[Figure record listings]
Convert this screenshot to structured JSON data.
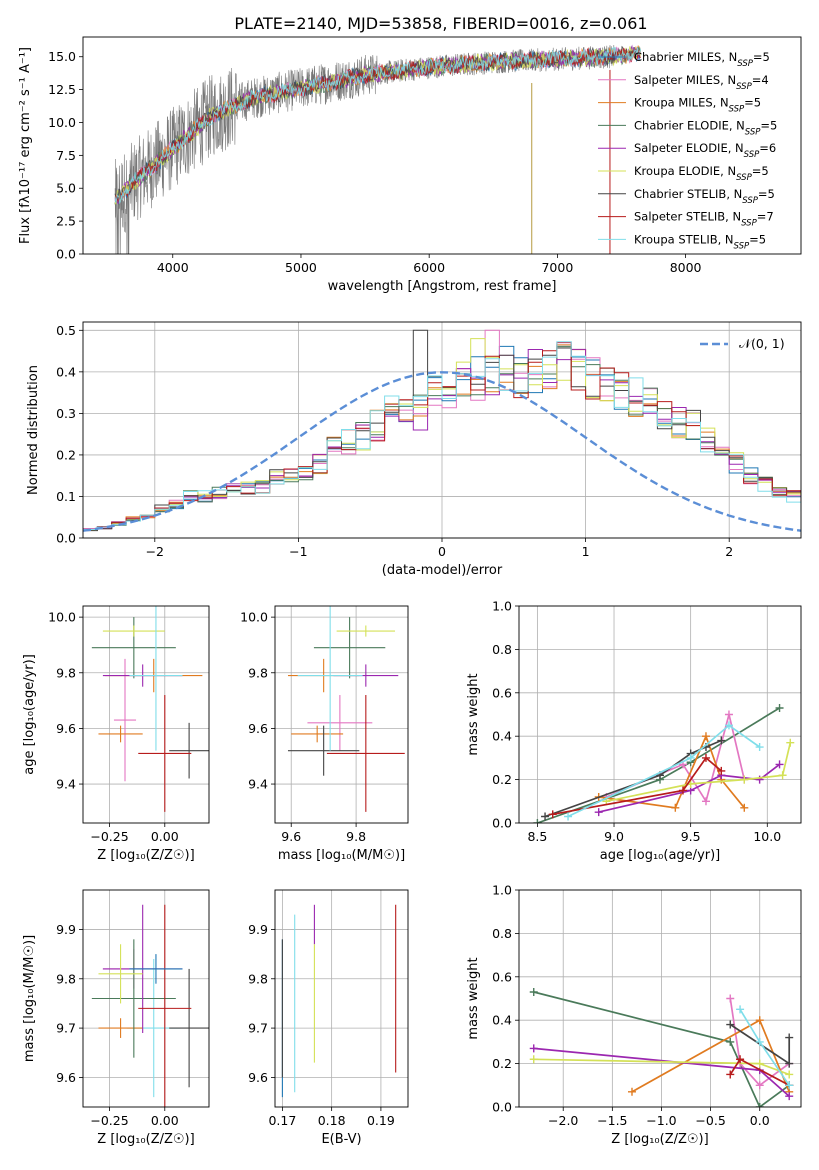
{
  "figure": {
    "title": "PLATE=2140, MJD=53858, FIBERID=0016, z=0.061"
  },
  "chart_data": [
    {
      "type": "line",
      "id": "spectrum",
      "xlabel": "wavelength [Angstrom, rest frame]",
      "ylabel": "Flux [fλ10⁻¹⁷ erg cm⁻² s⁻¹ A⁻¹]",
      "xlim": [
        3300,
        8900
      ],
      "ylim": [
        0,
        16.5
      ],
      "xticks": [
        4000,
        5000,
        6000,
        7000,
        8000
      ],
      "yticks": [
        0.0,
        2.5,
        5.0,
        7.5,
        10.0,
        12.5,
        15.0
      ],
      "grid": false,
      "legend": "right",
      "data_spectrum": {
        "x_range": [
          3550,
          7450
        ],
        "continuum_x": [
          3550,
          3700,
          4000,
          4300,
          4600,
          5000,
          5500,
          6000,
          6500,
          7000,
          7400
        ],
        "continuum_y": [
          4.0,
          5.5,
          8.0,
          10.5,
          11.8,
          12.6,
          13.6,
          14.2,
          14.6,
          14.8,
          15.0
        ]
      },
      "model": {
        "x": [
          3550,
          3700,
          4000,
          4300,
          4600,
          5000,
          5500,
          6000,
          6500,
          7000,
          7500,
          7650
        ],
        "y": [
          4.0,
          5.5,
          8.0,
          10.5,
          11.8,
          12.6,
          13.6,
          14.2,
          14.6,
          14.8,
          15.1,
          15.3
        ]
      },
      "series": [
        {
          "name": "Chabrier MILES, N",
          "sub": "SSP",
          "suffix": "=5",
          "color": "#1f77b4"
        },
        {
          "name": "Salpeter MILES, N",
          "sub": "SSP",
          "suffix": "=4",
          "color": "#e377c2"
        },
        {
          "name": "Kroupa MILES, N",
          "sub": "SSP",
          "suffix": "=5",
          "color": "#e07b20"
        },
        {
          "name": "Chabrier ELODIE, N",
          "sub": "SSP",
          "suffix": "=5",
          "color": "#4a7a5a"
        },
        {
          "name": "Salpeter ELODIE, N",
          "sub": "SSP",
          "suffix": "=6",
          "color": "#9b27b0"
        },
        {
          "name": "Kroupa ELODIE, N",
          "sub": "SSP",
          "suffix": "=5",
          "color": "#d4e157"
        },
        {
          "name": "Chabrier STELIB, N",
          "sub": "SSP",
          "suffix": "=5",
          "color": "#444444"
        },
        {
          "name": "Salpeter STELIB, N",
          "sub": "SSP",
          "suffix": "=7",
          "color": "#b71c1c"
        },
        {
          "name": "Kroupa STELIB, N",
          "sub": "SSP",
          "suffix": "=5",
          "color": "#80deea"
        }
      ]
    },
    {
      "type": "bar",
      "id": "residuals",
      "xlabel": "(data-model)/error",
      "ylabel": "Normed distribution",
      "xlim": [
        -2.5,
        2.5
      ],
      "ylim": [
        0,
        0.52
      ],
      "xticks": [
        -2,
        -1,
        0,
        1,
        2
      ],
      "yticks": [
        0.0,
        0.1,
        0.2,
        0.3,
        0.4,
        0.5
      ],
      "grid": true,
      "legend": "top-right",
      "gaussian_label": "𝒩(0, 1)",
      "gaussian_color": "#5b8ed6",
      "bin_edges_start": -2.5,
      "bin_width": 0.1,
      "hist_base": [
        0.02,
        0.025,
        0.035,
        0.045,
        0.055,
        0.07,
        0.08,
        0.1,
        0.1,
        0.11,
        0.115,
        0.12,
        0.125,
        0.145,
        0.15,
        0.16,
        0.18,
        0.22,
        0.23,
        0.245,
        0.27,
        0.3,
        0.32,
        0.33,
        0.35,
        0.36,
        0.38,
        0.385,
        0.39,
        0.41,
        0.39,
        0.4,
        0.41,
        0.42,
        0.4,
        0.385,
        0.37,
        0.36,
        0.34,
        0.33,
        0.3,
        0.28,
        0.27,
        0.24,
        0.2,
        0.18,
        0.15,
        0.13,
        0.11,
        0.1,
        0.075,
        0.065,
        0.06,
        0.05,
        0.045,
        0.04,
        0.035,
        0.03,
        0.03,
        0.025
      ]
    },
    {
      "type": "scatter",
      "id": "age-vs-Z",
      "xlabel": "Z [log₁₀(Z/Z☉)]",
      "ylabel": "age  [log₁₀(age/yr)]",
      "xlim": [
        -0.37,
        0.2
      ],
      "ylim": [
        9.26,
        10.04
      ],
      "xticks": [
        -0.25,
        0.0
      ],
      "xticklabels": [
        "−0.25",
        "0.00"
      ],
      "yticks": [
        9.4,
        9.6,
        9.8,
        10.0
      ],
      "grid": true,
      "points": [
        {
          "x": -0.05,
          "y": 9.79,
          "xe": 0.22,
          "ye": 0.06,
          "c": 2
        },
        {
          "x": -0.18,
          "y": 9.63,
          "xe": 0.05,
          "ye": 0.22,
          "c": 1
        },
        {
          "x": -0.2,
          "y": 9.58,
          "xe": 0.1,
          "ye": 0.03,
          "c": 2
        },
        {
          "x": -0.14,
          "y": 9.89,
          "xe": 0.19,
          "ye": 0.11,
          "c": 3
        },
        {
          "x": -0.1,
          "y": 9.79,
          "xe": 0.18,
          "ye": 0.04,
          "c": 4
        },
        {
          "x": -0.14,
          "y": 9.95,
          "xe": 0.14,
          "ye": 0.02,
          "c": 5
        },
        {
          "x": 0.11,
          "y": 9.52,
          "xe": 0.09,
          "ye": 0.1,
          "c": 6
        },
        {
          "x": 0.0,
          "y": 9.51,
          "xe": 0.12,
          "ye": 0.21,
          "c": 7
        },
        {
          "x": -0.04,
          "y": 9.79,
          "xe": 0.12,
          "ye": 0.27,
          "c": 8
        }
      ]
    },
    {
      "type": "scatter",
      "id": "age-vs-mass",
      "xlabel": "mass [log₁₀(M/M☉)]",
      "ylabel": "",
      "xlim": [
        9.55,
        9.96
      ],
      "ylim": [
        9.26,
        10.04
      ],
      "xticks": [
        9.6,
        9.8
      ],
      "yticks": [
        9.4,
        9.6,
        9.8,
        10.0
      ],
      "grid": true,
      "points": [
        {
          "x": 9.7,
          "y": 9.79,
          "xe": 0.11,
          "ye": 0.06,
          "c": 2
        },
        {
          "x": 9.75,
          "y": 9.62,
          "xe": 0.1,
          "ye": 0.1,
          "c": 1
        },
        {
          "x": 9.68,
          "y": 9.58,
          "xe": 0.08,
          "ye": 0.03,
          "c": 2
        },
        {
          "x": 9.78,
          "y": 9.89,
          "xe": 0.11,
          "ye": 0.11,
          "c": 3
        },
        {
          "x": 9.83,
          "y": 9.79,
          "xe": 0.1,
          "ye": 0.04,
          "c": 4
        },
        {
          "x": 9.83,
          "y": 9.95,
          "xe": 0.09,
          "ye": 0.02,
          "c": 5
        },
        {
          "x": 9.7,
          "y": 9.52,
          "xe": 0.11,
          "ye": 0.09,
          "c": 6
        },
        {
          "x": 9.83,
          "y": 9.51,
          "xe": 0.12,
          "ye": 0.21,
          "c": 7
        },
        {
          "x": 9.72,
          "y": 9.79,
          "xe": 0.1,
          "ye": 0.27,
          "c": 8
        }
      ]
    },
    {
      "type": "line",
      "id": "mass-weight-vs-age",
      "xlabel": "age  [log₁₀(age/yr)]",
      "ylabel": "mass weight",
      "xlim": [
        8.38,
        10.22
      ],
      "ylim": [
        0,
        1.0
      ],
      "xticks": [
        8.5,
        9.0,
        9.5,
        10.0
      ],
      "yticks": [
        0.0,
        0.2,
        0.4,
        0.6,
        0.8,
        1.0
      ],
      "grid": true,
      "series": [
        {
          "c": 3,
          "x": [
            8.5,
            9.3,
            9.5,
            10.08
          ],
          "y": [
            0.0,
            0.2,
            0.28,
            0.53
          ]
        },
        {
          "c": 1,
          "x": [
            8.95,
            9.45,
            9.6,
            9.75,
            9.85
          ],
          "y": [
            0.12,
            0.27,
            0.1,
            0.5,
            0.2
          ]
        },
        {
          "c": 2,
          "x": [
            8.9,
            9.4,
            9.6,
            9.7,
            9.85
          ],
          "y": [
            0.12,
            0.07,
            0.4,
            0.2,
            0.07
          ]
        },
        {
          "c": 4,
          "x": [
            8.9,
            9.5,
            9.7,
            9.95,
            10.08
          ],
          "y": [
            0.05,
            0.15,
            0.22,
            0.2,
            0.27
          ]
        },
        {
          "c": 5,
          "x": [
            8.95,
            9.5,
            9.85,
            10.1,
            10.15
          ],
          "y": [
            0.1,
            0.18,
            0.2,
            0.22,
            0.37
          ]
        },
        {
          "c": 6,
          "x": [
            8.55,
            9.3,
            9.5,
            9.6,
            9.7
          ],
          "y": [
            0.03,
            0.22,
            0.32,
            0.35,
            0.38
          ]
        },
        {
          "c": 7,
          "x": [
            8.6,
            9.45,
            9.6,
            9.7
          ],
          "y": [
            0.04,
            0.15,
            0.3,
            0.24
          ]
        },
        {
          "c": 8,
          "x": [
            8.7,
            9.5,
            9.75,
            9.95
          ],
          "y": [
            0.03,
            0.3,
            0.45,
            0.35
          ]
        }
      ]
    },
    {
      "type": "scatter",
      "id": "mass-vs-Z",
      "xlabel": "Z [log₁₀(Z/Z☉)]",
      "ylabel": "mass [log₁₀(M/M☉)]",
      "xlim": [
        -0.37,
        0.2
      ],
      "ylim": [
        9.54,
        9.98
      ],
      "xticks": [
        -0.25,
        0.0
      ],
      "xticklabels": [
        "−0.25",
        "0.00"
      ],
      "yticks": [
        9.6,
        9.7,
        9.8,
        9.9
      ],
      "grid": true,
      "points": [
        {
          "x": -0.05,
          "y": 9.7,
          "xe": 0.12,
          "ye": 0.14,
          "c": 8
        },
        {
          "x": -0.14,
          "y": 9.82,
          "xe": 0.14,
          "ye": 0.04,
          "c": 1
        },
        {
          "x": -0.2,
          "y": 9.7,
          "xe": 0.1,
          "ye": 0.02,
          "c": 2
        },
        {
          "x": -0.14,
          "y": 9.76,
          "xe": 0.19,
          "ye": 0.12,
          "c": 3
        },
        {
          "x": -0.1,
          "y": 9.82,
          "xe": 0.18,
          "ye": 0.13,
          "c": 4
        },
        {
          "x": -0.2,
          "y": 9.81,
          "xe": 0.1,
          "ye": 0.06,
          "c": 5
        },
        {
          "x": 0.11,
          "y": 9.7,
          "xe": 0.09,
          "ye": 0.12,
          "c": 6
        },
        {
          "x": 0.0,
          "y": 9.74,
          "xe": 0.12,
          "ye": 0.21,
          "c": 7
        },
        {
          "x": -0.04,
          "y": 9.82,
          "xe": 0.12,
          "ye": 0.03,
          "c": 0
        }
      ]
    },
    {
      "type": "scatter",
      "id": "mass-vs-EBV",
      "xlabel": "E(B-V)",
      "ylabel": "",
      "xlim": [
        0.1685,
        0.1955
      ],
      "ylim": [
        9.54,
        9.98
      ],
      "xticks": [
        0.17,
        0.18,
        0.19
      ],
      "yticks": [
        9.6,
        9.7,
        9.8,
        9.9
      ],
      "grid": true,
      "points": [
        {
          "x": 0.17,
          "y": 9.72,
          "xe": 0,
          "ye": 0.16,
          "c": 0
        },
        {
          "x": 0.17,
          "y": 9.74,
          "xe": 0,
          "ye": 0.14,
          "c": 6
        },
        {
          "x": 0.1725,
          "y": 9.75,
          "xe": 0,
          "ye": 0.18,
          "c": 8
        },
        {
          "x": 0.1765,
          "y": 9.91,
          "xe": 0,
          "ye": 0.04,
          "c": 4
        },
        {
          "x": 0.1765,
          "y": 9.75,
          "xe": 0,
          "ye": 0.12,
          "c": 5
        },
        {
          "x": 0.193,
          "y": 9.78,
          "xe": 0,
          "ye": 0.17,
          "c": 7
        }
      ]
    },
    {
      "type": "line",
      "id": "mass-weight-vs-Z",
      "xlabel": "Z [log₁₀(Z/Z☉)]",
      "ylabel": "mass weight",
      "xlim": [
        -2.45,
        0.42
      ],
      "ylim": [
        0,
        1.0
      ],
      "xticks": [
        -2.0,
        -1.5,
        -1.0,
        -0.5,
        0.0
      ],
      "xticklabels": [
        "−2.0",
        "−1.5",
        "−1.0",
        "−0.5",
        "0.0"
      ],
      "yticks": [
        0.0,
        0.2,
        0.4,
        0.6,
        0.8,
        1.0
      ],
      "grid": true,
      "series": [
        {
          "c": 3,
          "x": [
            -2.3,
            -0.3,
            0.0,
            0.3
          ],
          "y": [
            0.53,
            0.3,
            0.0,
            0.1
          ]
        },
        {
          "c": 1,
          "x": [
            -0.3,
            -0.2,
            0.0,
            0.3
          ],
          "y": [
            0.5,
            0.2,
            0.1,
            0.2
          ]
        },
        {
          "c": 2,
          "x": [
            -1.3,
            0.0,
            0.3
          ],
          "y": [
            0.07,
            0.4,
            0.07
          ]
        },
        {
          "c": 4,
          "x": [
            -2.3,
            0.0,
            0.3
          ],
          "y": [
            0.27,
            0.17,
            0.05
          ]
        },
        {
          "c": 5,
          "x": [
            -2.3,
            0.0,
            0.3
          ],
          "y": [
            0.22,
            0.2,
            0.15
          ]
        },
        {
          "c": 6,
          "x": [
            -0.3,
            0.3,
            0.3
          ],
          "y": [
            0.38,
            0.2,
            0.32
          ]
        },
        {
          "c": 7,
          "x": [
            -0.3,
            -0.2,
            0.3
          ],
          "y": [
            0.15,
            0.22,
            0.1
          ]
        },
        {
          "c": 8,
          "x": [
            -0.2,
            0.0,
            0.3
          ],
          "y": [
            0.45,
            0.3,
            0.1
          ]
        }
      ]
    }
  ]
}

TASK BRIEF: Every line that holds the word "name" should be extracted.

WORKED SOLUTION:
          "name": "Chabrier MILES, N",
          "name": "Salpeter MILES, N",
          "name": "Kroupa MILES, N",
          "name": "Chabrier ELODIE, N",
          "name": "Salpeter ELODIE, N",
          "name": "Kroupa ELODIE, N",
          "name": "Chabrier STELIB, N",
          "name": "Salpeter STELIB, N",
          "name": "Kroupa STELIB, N",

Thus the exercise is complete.